[start of Given data]

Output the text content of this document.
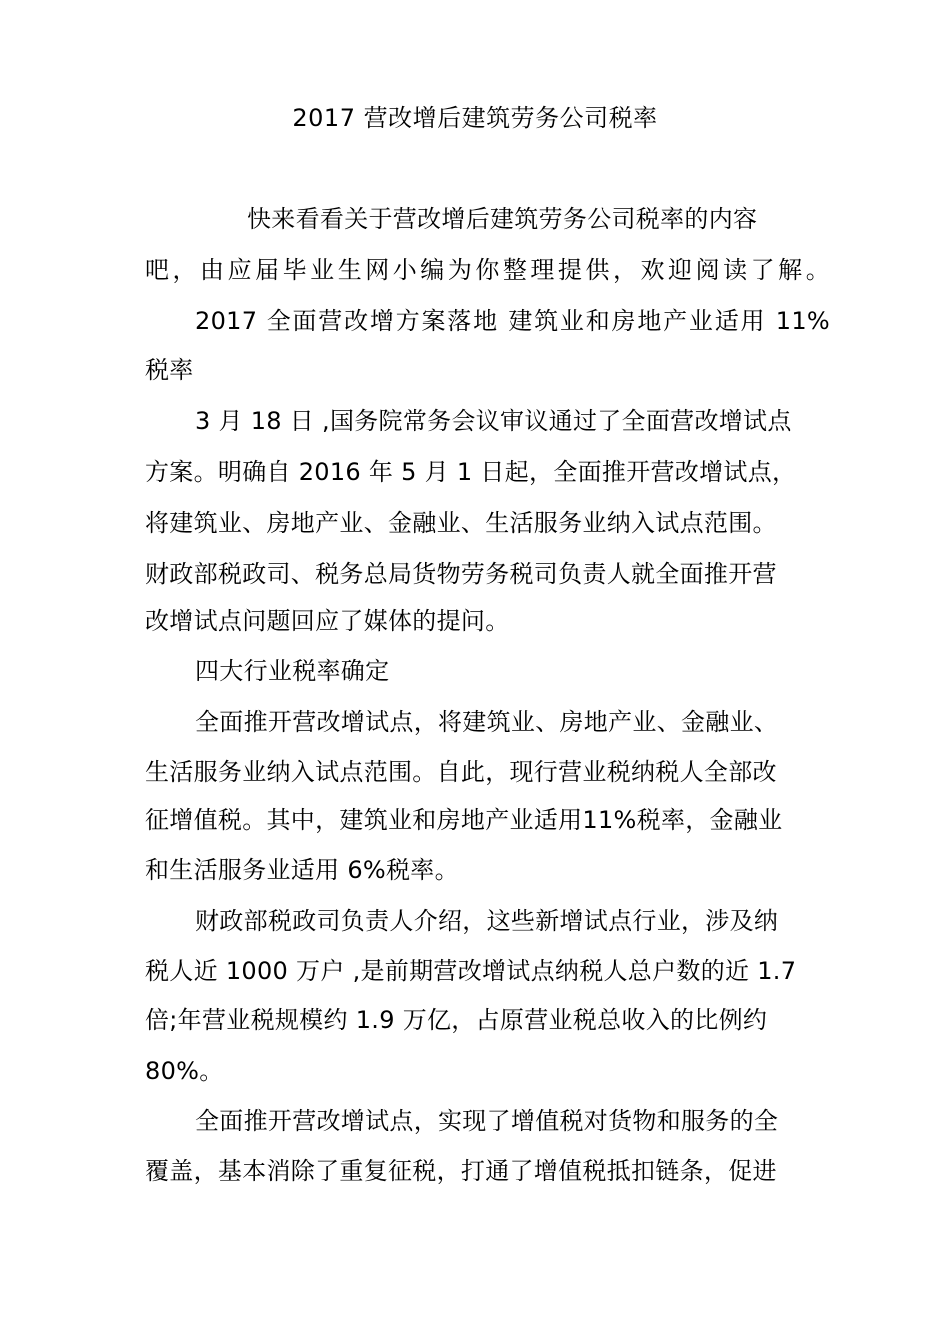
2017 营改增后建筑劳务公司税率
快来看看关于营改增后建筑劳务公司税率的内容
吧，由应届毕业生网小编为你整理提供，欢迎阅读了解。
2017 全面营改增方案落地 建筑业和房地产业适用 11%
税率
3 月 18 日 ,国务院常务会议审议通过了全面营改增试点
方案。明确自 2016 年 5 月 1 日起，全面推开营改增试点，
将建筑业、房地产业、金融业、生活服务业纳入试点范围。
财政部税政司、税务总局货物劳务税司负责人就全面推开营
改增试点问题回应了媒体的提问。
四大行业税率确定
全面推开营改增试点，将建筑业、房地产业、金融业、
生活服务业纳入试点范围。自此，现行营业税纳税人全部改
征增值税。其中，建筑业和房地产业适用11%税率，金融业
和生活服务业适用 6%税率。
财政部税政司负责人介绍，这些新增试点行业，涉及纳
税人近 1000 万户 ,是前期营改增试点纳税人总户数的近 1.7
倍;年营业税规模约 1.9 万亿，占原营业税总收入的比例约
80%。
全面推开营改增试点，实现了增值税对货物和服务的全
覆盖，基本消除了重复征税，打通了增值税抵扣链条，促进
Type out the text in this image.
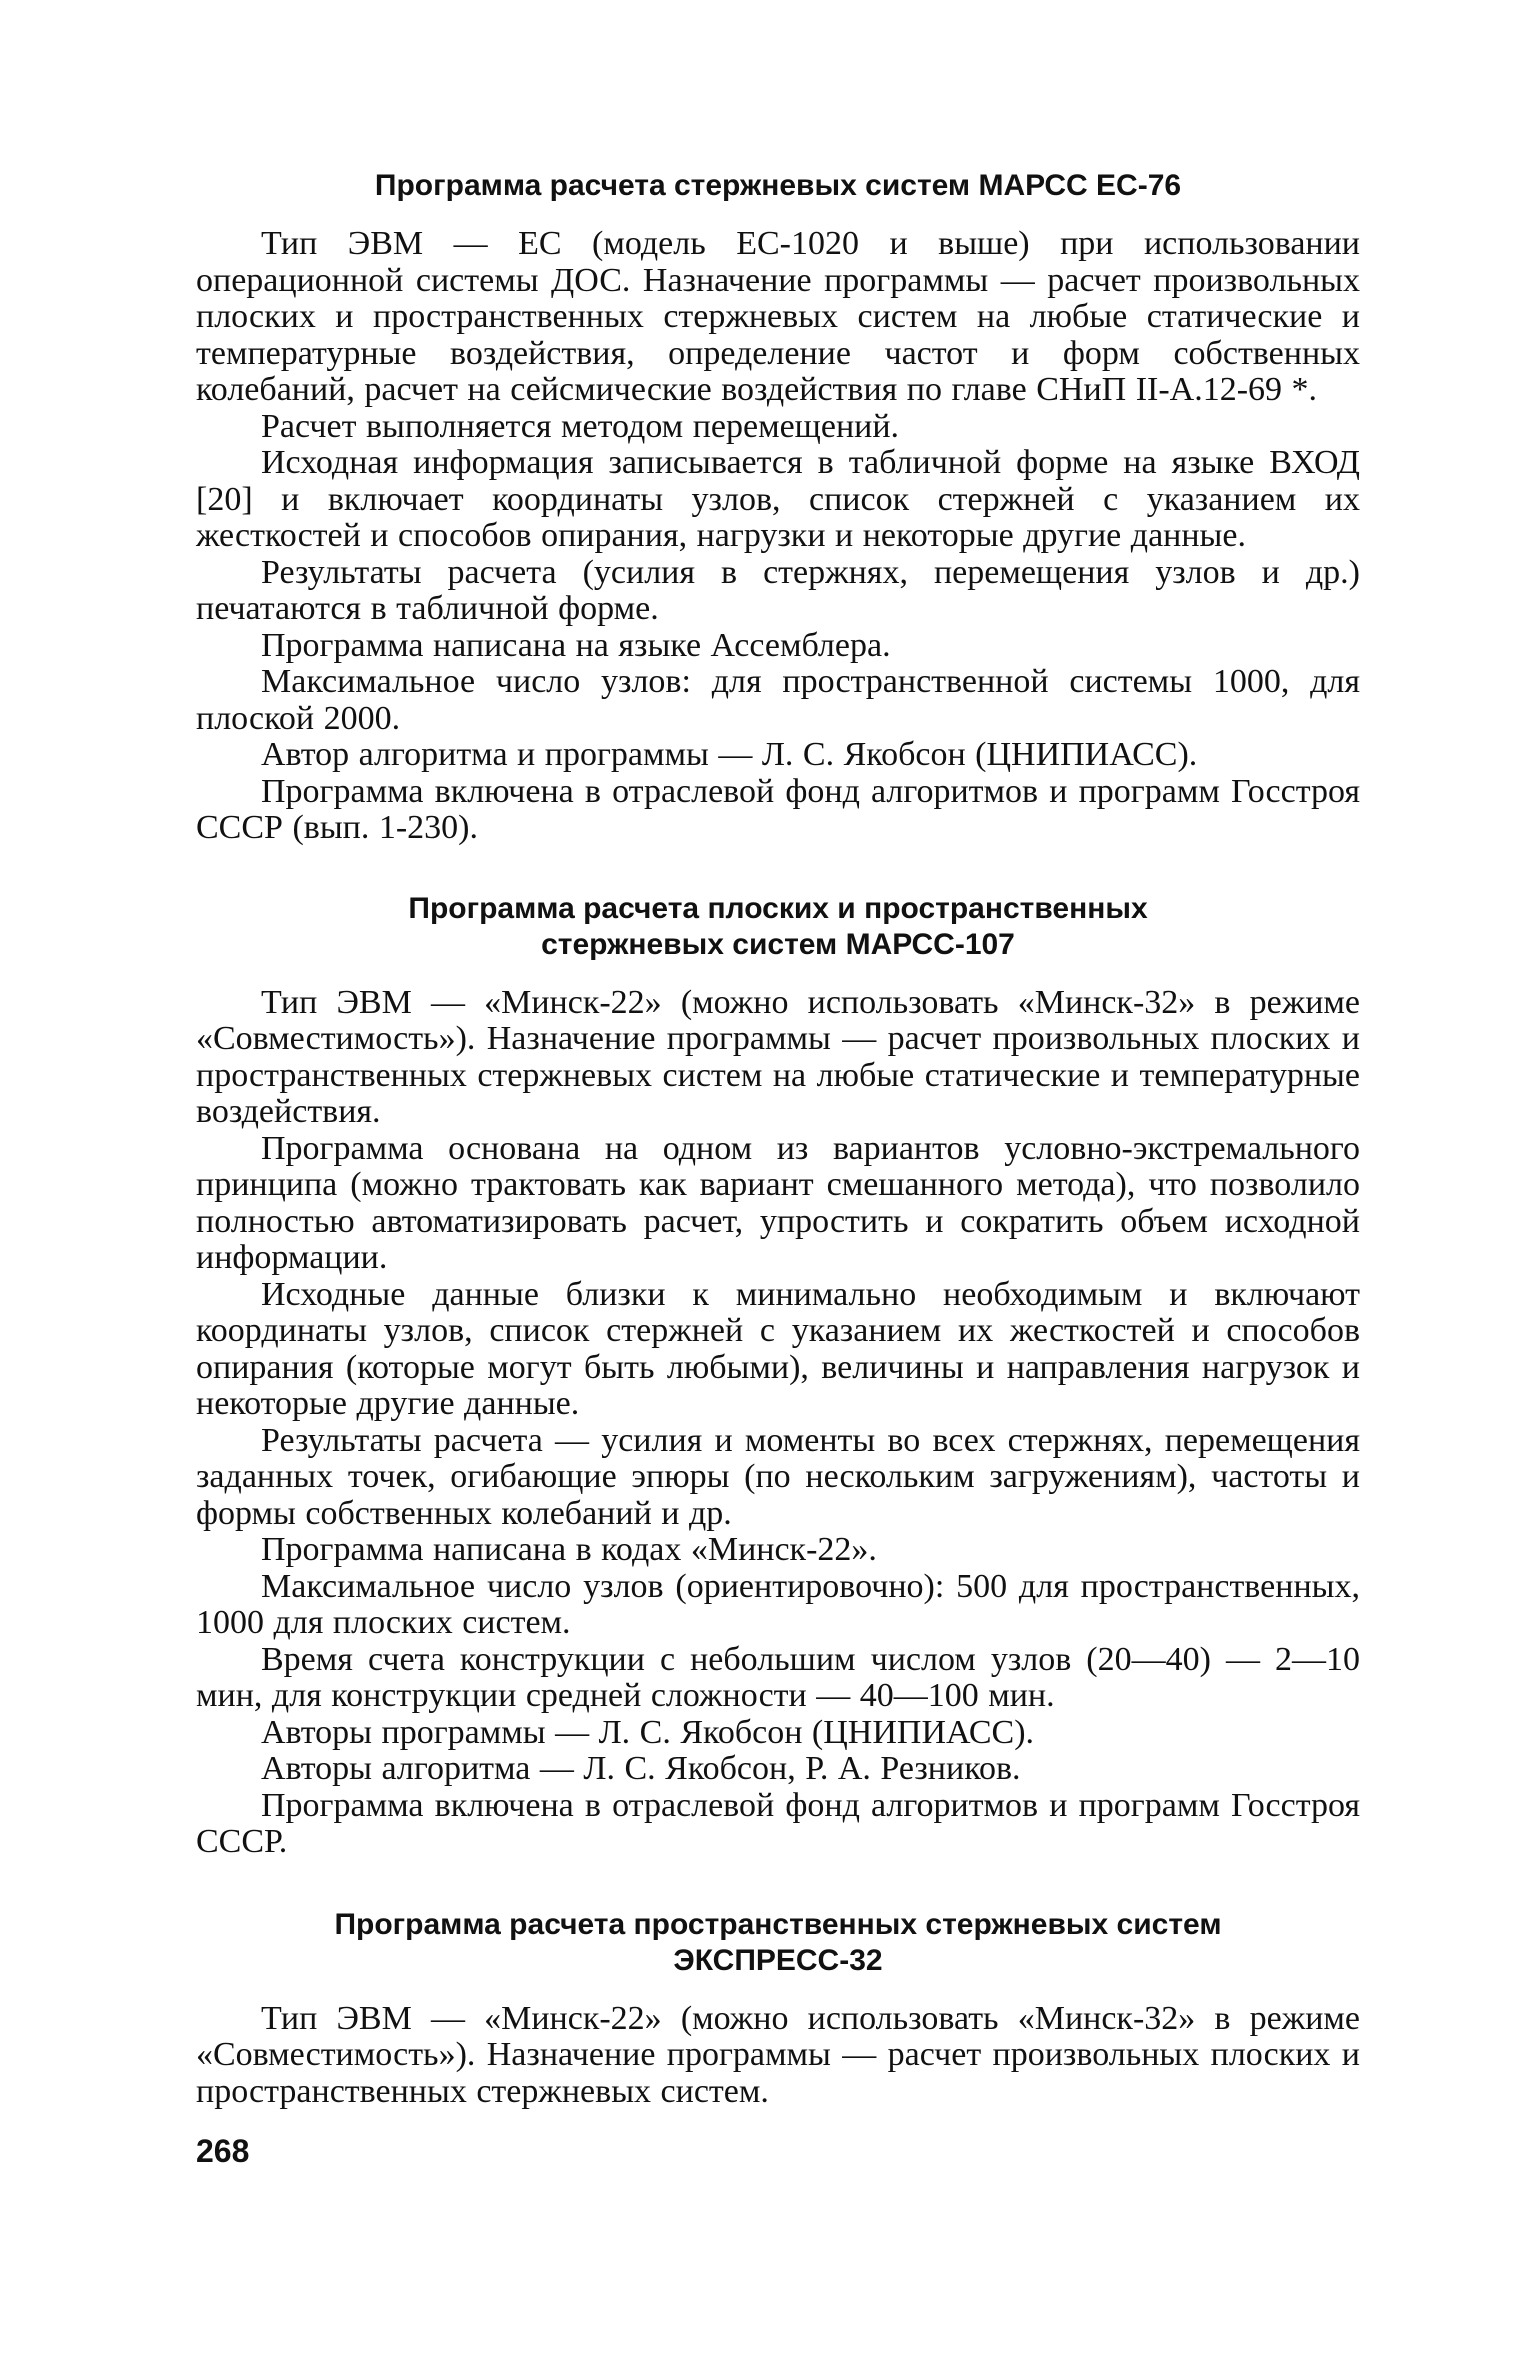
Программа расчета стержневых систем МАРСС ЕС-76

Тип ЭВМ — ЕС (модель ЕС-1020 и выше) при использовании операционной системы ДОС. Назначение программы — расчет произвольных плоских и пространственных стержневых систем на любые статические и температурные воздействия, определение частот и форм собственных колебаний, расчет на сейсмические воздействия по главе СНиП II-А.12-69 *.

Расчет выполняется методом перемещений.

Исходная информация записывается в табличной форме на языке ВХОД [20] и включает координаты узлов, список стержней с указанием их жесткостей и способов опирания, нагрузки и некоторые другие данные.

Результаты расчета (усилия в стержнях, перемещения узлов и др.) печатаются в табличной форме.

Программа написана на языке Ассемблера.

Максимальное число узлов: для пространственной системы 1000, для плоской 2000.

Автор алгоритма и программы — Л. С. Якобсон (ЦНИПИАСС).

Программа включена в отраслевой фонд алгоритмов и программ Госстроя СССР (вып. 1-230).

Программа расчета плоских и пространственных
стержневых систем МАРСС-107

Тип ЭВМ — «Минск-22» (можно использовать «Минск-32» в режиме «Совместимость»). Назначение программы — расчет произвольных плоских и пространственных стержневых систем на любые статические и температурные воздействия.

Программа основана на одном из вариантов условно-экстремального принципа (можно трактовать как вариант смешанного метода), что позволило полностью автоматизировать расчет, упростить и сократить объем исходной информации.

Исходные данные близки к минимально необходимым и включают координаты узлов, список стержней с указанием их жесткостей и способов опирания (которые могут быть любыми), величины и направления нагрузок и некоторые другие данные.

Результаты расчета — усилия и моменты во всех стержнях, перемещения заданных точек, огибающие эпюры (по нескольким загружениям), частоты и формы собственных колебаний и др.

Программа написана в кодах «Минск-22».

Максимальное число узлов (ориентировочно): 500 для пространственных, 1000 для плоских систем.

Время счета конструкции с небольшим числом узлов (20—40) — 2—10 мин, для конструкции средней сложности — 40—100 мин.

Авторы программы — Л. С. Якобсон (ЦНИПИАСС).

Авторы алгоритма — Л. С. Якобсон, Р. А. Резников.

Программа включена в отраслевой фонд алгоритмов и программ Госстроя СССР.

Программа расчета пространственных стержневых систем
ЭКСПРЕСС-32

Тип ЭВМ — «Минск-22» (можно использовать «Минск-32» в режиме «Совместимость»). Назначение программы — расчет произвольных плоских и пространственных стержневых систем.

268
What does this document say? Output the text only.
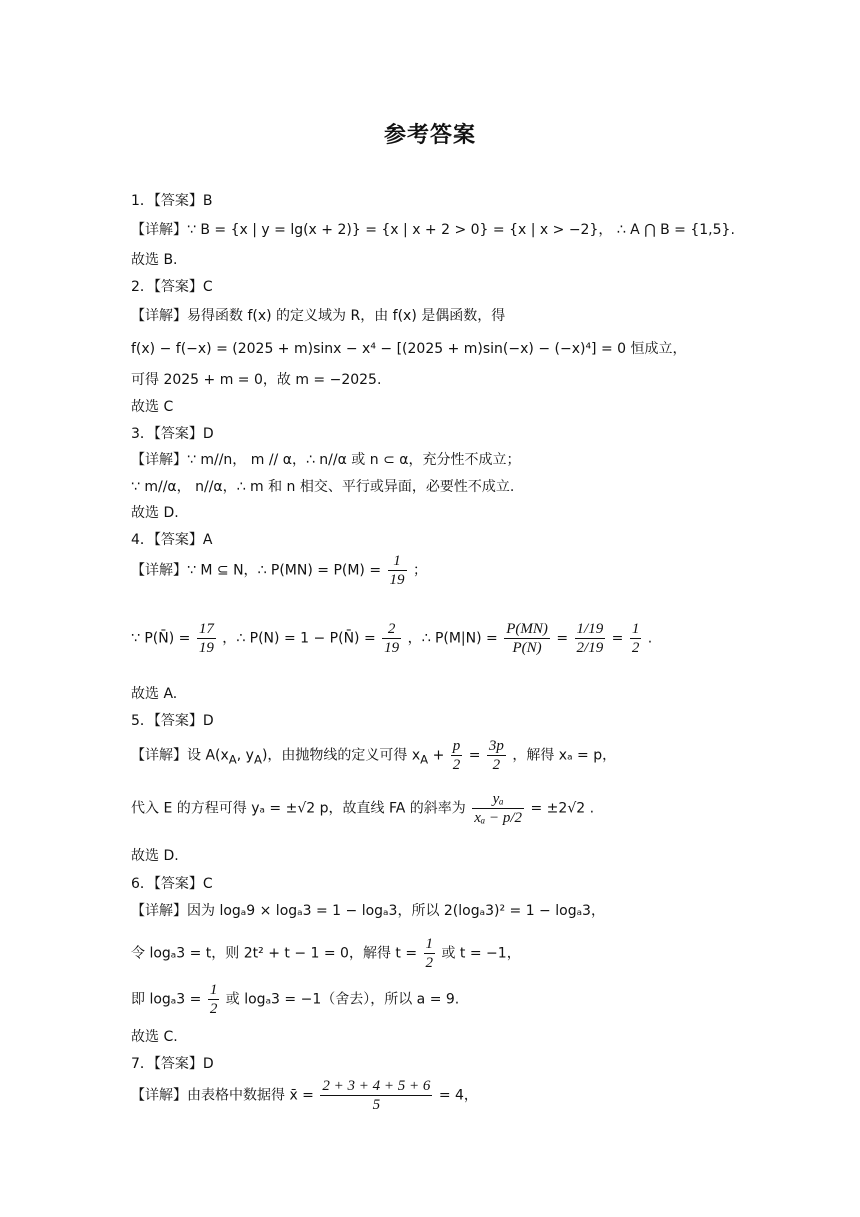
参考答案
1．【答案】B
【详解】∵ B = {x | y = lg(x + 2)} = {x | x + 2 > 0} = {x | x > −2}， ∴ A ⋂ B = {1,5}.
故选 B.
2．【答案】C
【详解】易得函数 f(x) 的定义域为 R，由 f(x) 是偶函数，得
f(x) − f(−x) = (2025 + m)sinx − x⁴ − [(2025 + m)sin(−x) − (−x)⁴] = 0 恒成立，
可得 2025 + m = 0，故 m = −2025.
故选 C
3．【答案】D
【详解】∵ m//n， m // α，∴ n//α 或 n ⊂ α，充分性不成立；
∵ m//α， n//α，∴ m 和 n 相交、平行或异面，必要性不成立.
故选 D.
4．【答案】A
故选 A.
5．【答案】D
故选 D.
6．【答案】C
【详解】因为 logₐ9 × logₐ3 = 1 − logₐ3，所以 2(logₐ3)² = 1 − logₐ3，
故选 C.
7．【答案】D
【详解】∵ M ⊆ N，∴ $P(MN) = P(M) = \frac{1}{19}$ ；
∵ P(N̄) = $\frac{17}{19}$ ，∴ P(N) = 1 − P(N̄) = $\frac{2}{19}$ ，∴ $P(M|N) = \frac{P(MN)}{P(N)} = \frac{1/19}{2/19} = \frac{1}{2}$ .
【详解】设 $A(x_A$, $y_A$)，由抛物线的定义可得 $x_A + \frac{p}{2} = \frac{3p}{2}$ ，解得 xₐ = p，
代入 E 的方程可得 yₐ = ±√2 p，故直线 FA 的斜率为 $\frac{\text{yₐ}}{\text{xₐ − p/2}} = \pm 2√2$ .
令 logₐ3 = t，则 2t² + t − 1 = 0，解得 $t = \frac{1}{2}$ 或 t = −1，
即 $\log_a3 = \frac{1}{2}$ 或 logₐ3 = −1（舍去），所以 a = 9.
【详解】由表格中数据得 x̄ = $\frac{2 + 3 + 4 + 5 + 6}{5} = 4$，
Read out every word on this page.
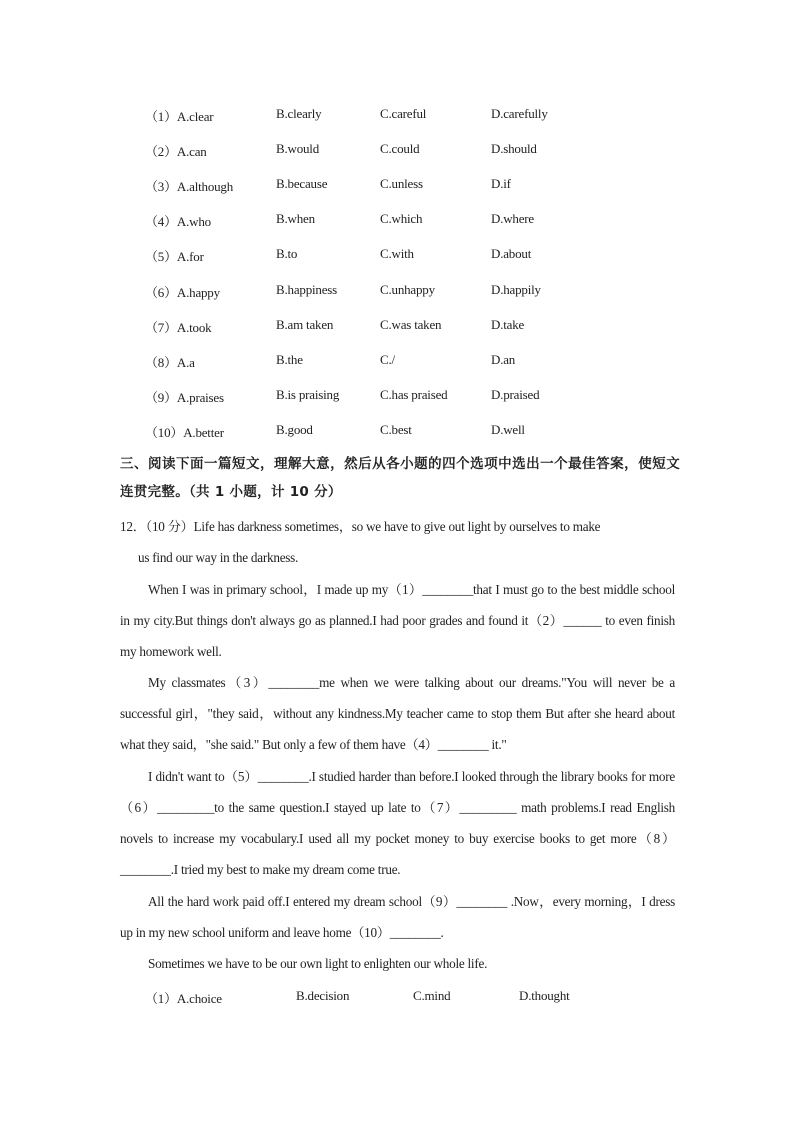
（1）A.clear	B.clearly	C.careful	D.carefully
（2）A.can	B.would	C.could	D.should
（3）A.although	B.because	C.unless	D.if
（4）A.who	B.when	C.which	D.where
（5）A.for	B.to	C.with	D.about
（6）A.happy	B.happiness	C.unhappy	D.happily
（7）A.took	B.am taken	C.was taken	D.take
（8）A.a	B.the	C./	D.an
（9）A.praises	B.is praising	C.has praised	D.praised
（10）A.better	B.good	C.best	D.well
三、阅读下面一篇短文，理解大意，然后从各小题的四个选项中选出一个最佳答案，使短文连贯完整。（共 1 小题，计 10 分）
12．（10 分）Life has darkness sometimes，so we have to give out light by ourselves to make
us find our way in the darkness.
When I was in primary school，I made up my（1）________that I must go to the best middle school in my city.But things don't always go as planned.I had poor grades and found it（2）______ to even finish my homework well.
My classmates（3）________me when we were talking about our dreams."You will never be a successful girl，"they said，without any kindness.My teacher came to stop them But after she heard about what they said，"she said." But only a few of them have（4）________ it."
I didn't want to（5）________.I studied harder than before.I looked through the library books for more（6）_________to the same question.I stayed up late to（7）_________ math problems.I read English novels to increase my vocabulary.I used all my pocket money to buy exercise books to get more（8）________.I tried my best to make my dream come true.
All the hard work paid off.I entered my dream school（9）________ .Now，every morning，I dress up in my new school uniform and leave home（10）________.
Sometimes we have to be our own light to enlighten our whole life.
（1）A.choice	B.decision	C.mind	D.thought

[end of Given data]

Looking at the material above, count the lines that hold "every" and give the total alone.

2